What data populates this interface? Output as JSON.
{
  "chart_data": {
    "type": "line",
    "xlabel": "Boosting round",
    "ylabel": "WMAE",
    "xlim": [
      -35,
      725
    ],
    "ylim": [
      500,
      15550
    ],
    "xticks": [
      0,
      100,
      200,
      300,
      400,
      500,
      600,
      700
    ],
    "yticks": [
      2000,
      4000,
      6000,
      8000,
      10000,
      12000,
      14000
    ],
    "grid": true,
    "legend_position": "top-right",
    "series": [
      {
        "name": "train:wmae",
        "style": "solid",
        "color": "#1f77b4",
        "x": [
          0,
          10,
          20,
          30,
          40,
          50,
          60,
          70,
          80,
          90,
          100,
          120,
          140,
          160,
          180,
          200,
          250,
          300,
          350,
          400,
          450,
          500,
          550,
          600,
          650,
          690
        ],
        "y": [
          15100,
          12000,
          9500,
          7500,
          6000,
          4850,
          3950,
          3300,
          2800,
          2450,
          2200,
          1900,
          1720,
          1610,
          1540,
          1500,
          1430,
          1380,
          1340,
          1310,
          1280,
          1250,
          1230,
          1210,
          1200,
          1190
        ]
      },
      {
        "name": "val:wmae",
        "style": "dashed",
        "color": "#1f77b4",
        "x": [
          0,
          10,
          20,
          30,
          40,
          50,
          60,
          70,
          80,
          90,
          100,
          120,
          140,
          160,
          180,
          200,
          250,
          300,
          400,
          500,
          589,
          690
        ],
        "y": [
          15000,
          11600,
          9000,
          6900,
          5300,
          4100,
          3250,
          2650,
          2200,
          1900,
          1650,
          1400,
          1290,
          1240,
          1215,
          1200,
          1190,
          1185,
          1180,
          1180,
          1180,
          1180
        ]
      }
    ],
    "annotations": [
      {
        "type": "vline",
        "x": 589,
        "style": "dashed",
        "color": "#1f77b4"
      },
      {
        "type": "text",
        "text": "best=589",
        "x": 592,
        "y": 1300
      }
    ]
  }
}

■ ■ ■ ■ ■

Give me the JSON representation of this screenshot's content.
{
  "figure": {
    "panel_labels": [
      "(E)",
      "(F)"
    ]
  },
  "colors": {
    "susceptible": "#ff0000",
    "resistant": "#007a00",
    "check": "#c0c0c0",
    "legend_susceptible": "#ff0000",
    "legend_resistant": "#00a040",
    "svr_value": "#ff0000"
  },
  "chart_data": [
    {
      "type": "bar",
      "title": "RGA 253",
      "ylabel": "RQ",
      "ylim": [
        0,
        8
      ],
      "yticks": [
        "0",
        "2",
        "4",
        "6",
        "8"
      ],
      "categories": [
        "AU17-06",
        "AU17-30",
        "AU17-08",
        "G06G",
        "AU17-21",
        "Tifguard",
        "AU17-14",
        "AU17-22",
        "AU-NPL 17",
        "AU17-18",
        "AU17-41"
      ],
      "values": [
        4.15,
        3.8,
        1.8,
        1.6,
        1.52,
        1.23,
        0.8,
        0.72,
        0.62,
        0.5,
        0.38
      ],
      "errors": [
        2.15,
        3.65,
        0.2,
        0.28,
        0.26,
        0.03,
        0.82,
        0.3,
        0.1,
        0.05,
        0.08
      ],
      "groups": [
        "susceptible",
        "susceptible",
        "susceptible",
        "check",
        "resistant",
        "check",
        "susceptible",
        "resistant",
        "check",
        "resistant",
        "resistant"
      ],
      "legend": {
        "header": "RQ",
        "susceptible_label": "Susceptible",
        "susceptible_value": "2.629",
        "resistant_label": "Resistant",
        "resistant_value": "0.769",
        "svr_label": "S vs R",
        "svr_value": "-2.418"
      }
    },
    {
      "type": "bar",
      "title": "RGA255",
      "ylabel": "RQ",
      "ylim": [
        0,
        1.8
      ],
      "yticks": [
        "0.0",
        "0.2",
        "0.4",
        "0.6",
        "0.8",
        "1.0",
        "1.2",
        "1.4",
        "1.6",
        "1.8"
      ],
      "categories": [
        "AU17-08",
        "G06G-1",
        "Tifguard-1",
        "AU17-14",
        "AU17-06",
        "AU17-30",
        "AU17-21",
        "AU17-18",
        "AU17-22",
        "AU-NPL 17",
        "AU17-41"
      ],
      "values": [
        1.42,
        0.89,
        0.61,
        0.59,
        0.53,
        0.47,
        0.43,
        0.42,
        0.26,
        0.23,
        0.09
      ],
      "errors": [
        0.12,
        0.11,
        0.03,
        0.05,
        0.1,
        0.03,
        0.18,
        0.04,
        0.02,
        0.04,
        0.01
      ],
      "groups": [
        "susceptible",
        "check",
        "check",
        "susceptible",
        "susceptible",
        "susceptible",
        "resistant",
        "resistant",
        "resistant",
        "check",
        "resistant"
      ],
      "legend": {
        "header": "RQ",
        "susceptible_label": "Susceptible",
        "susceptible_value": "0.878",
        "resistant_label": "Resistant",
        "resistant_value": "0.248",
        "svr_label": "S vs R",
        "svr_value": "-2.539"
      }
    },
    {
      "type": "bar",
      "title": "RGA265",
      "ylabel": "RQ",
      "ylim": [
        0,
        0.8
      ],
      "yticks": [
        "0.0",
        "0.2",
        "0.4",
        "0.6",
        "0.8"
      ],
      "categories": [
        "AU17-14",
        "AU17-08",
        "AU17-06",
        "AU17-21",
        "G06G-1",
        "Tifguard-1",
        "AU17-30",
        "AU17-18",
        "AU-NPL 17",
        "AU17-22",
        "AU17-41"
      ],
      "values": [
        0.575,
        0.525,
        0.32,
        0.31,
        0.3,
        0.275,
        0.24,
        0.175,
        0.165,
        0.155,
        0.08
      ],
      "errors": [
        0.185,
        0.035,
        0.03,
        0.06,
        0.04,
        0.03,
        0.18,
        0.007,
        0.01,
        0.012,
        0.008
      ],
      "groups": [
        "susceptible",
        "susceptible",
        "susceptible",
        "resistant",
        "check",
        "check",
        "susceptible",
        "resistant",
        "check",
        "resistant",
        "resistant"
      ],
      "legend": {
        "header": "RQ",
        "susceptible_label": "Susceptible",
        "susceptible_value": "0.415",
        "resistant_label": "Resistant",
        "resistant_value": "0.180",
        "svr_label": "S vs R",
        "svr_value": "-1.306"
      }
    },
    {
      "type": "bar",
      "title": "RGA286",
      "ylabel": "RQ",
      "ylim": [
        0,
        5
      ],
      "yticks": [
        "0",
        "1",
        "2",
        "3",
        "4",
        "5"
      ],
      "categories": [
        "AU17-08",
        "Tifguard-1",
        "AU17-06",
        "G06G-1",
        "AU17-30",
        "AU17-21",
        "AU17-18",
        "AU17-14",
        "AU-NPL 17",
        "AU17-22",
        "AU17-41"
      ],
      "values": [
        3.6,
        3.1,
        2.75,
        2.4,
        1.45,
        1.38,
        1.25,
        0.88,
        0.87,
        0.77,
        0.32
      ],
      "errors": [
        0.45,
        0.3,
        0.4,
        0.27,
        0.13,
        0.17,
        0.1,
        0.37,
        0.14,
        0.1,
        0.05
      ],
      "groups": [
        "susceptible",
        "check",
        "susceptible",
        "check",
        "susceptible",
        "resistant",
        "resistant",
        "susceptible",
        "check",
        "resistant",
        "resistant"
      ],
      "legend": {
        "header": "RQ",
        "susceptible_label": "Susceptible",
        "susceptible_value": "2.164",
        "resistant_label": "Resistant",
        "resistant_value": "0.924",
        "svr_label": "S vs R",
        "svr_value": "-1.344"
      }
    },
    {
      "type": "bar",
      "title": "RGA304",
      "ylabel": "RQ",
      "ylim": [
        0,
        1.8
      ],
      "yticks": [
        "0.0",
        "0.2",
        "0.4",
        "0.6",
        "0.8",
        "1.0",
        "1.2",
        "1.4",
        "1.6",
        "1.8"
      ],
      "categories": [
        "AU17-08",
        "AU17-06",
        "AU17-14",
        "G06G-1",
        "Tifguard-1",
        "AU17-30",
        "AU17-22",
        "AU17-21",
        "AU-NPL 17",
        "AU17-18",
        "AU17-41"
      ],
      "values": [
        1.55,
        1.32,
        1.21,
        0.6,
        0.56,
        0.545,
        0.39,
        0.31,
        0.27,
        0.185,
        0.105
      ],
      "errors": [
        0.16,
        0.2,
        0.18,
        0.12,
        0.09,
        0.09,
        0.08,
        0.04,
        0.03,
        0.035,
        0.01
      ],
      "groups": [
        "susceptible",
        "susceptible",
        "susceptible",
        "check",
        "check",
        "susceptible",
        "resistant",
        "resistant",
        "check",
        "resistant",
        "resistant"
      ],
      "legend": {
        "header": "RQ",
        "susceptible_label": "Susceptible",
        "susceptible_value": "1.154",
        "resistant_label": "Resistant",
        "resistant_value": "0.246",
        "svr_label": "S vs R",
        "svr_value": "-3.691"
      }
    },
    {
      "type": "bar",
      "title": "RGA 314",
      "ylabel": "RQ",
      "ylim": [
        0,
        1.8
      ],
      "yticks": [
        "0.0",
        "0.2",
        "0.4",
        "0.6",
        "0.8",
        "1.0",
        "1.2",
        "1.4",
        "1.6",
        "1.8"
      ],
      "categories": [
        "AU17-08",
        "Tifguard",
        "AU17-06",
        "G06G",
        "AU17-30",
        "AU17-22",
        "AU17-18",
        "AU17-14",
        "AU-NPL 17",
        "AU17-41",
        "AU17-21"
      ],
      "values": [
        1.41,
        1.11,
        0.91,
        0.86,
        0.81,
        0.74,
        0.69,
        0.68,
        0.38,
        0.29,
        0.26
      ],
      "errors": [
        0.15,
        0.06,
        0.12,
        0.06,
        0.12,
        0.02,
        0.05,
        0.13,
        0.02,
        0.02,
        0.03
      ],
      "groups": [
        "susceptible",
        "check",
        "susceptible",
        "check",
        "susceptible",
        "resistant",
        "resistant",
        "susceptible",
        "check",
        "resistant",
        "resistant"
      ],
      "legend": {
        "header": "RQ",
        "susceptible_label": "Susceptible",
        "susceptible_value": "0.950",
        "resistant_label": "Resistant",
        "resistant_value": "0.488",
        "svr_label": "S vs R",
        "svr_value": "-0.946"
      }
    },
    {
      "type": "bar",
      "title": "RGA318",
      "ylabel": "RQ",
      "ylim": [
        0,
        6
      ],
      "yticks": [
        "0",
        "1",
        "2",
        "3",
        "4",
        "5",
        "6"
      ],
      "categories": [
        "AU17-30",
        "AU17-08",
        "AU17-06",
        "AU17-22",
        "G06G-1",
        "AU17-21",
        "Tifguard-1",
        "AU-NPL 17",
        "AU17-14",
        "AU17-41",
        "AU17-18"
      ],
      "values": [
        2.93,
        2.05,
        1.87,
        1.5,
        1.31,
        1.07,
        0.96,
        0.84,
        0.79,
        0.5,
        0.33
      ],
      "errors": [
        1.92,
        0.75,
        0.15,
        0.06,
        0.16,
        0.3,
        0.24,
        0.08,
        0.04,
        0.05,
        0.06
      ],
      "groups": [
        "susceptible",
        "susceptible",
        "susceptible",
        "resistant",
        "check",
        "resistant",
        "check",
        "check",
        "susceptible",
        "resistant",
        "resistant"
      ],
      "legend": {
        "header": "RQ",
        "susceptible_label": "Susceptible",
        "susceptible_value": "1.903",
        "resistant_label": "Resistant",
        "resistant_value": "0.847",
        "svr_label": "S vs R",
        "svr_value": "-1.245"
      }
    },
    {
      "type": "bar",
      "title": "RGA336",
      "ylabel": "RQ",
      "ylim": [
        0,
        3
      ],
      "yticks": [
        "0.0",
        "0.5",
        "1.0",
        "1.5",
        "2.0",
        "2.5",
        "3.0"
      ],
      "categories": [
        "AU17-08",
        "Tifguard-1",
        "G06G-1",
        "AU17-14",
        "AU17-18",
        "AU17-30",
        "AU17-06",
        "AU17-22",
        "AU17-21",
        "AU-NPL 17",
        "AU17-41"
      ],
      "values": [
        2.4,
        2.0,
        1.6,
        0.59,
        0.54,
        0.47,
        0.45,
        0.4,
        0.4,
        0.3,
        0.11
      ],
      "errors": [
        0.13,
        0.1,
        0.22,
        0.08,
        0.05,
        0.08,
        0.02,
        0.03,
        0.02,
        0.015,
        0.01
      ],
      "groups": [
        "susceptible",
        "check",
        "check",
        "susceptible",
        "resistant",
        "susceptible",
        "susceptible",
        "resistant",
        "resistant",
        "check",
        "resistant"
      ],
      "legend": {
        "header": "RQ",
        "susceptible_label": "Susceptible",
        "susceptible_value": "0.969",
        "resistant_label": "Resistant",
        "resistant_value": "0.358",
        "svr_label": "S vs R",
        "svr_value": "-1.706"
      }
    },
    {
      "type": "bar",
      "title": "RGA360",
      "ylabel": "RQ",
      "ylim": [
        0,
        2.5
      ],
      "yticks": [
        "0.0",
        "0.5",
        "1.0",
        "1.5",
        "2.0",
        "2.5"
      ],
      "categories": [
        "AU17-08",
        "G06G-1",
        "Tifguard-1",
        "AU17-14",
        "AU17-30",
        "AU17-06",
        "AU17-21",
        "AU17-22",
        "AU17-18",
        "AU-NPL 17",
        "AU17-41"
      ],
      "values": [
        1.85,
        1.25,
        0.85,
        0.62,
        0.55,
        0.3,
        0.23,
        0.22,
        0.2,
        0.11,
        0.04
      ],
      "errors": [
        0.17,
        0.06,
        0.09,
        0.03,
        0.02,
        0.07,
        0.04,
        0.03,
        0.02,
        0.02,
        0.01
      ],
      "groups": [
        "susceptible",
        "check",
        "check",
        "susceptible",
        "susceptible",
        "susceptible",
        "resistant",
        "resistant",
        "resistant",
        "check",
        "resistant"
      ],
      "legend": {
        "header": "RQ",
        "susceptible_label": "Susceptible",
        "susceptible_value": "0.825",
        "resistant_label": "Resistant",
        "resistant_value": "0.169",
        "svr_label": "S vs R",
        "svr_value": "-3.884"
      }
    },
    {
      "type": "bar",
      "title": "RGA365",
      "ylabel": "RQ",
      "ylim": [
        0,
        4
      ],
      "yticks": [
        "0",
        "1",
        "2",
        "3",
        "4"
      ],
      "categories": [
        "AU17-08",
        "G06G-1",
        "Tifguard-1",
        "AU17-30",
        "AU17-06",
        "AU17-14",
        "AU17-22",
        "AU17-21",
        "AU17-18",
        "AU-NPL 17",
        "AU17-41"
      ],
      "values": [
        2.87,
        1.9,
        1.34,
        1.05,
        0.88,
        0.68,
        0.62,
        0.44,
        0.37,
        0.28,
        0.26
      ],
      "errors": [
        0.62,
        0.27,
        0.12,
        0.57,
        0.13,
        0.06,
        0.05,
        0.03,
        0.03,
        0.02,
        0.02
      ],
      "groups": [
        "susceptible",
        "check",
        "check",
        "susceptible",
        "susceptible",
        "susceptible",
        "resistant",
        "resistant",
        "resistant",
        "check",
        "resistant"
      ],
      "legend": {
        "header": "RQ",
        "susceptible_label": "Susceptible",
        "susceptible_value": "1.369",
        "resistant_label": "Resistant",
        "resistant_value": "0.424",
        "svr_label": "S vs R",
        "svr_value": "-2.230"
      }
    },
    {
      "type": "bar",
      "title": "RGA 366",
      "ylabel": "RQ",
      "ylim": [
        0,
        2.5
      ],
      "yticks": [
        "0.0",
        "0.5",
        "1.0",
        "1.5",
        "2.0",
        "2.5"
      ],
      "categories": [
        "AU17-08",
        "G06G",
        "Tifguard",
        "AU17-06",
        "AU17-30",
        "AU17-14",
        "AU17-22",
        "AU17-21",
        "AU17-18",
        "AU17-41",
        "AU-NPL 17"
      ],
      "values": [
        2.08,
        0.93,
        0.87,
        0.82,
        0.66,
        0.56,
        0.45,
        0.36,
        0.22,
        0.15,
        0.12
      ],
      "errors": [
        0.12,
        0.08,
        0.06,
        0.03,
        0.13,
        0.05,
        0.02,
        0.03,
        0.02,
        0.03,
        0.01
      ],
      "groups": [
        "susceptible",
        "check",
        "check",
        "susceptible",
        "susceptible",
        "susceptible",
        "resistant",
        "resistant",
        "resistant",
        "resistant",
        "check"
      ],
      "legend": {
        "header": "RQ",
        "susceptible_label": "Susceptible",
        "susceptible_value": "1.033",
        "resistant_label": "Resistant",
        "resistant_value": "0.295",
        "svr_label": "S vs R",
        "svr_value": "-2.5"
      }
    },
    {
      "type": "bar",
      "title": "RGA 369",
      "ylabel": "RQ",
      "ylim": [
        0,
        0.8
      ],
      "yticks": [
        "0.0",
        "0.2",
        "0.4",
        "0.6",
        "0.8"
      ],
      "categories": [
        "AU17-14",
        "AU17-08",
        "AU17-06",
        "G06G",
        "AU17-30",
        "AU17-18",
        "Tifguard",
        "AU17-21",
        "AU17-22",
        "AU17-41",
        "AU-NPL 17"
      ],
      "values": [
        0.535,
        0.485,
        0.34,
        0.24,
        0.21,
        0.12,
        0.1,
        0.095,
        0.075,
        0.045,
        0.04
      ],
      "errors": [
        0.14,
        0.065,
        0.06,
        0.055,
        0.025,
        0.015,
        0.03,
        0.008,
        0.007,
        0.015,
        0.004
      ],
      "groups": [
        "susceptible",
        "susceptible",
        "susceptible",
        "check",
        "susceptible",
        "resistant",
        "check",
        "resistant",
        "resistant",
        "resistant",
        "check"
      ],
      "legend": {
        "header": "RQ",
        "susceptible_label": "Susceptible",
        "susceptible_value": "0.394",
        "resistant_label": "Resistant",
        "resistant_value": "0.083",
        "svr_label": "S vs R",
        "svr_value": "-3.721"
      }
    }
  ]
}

■ ■ ■ ■ ■

- YOUR TASK:
Select every line where the word "title" occurs.

- OUTPUT:
      "title": "RGA 253",
      "title": "RGA255",
      "title": "RGA265",
      "title": "RGA286",
      "title": "RGA304",
      "title": "RGA 314",
      "title": "RGA318",
      "title": "RGA336",
      "title": "RGA360",
      "title": "RGA365",
      "title": "RGA 366",
      "title": "RGA 369",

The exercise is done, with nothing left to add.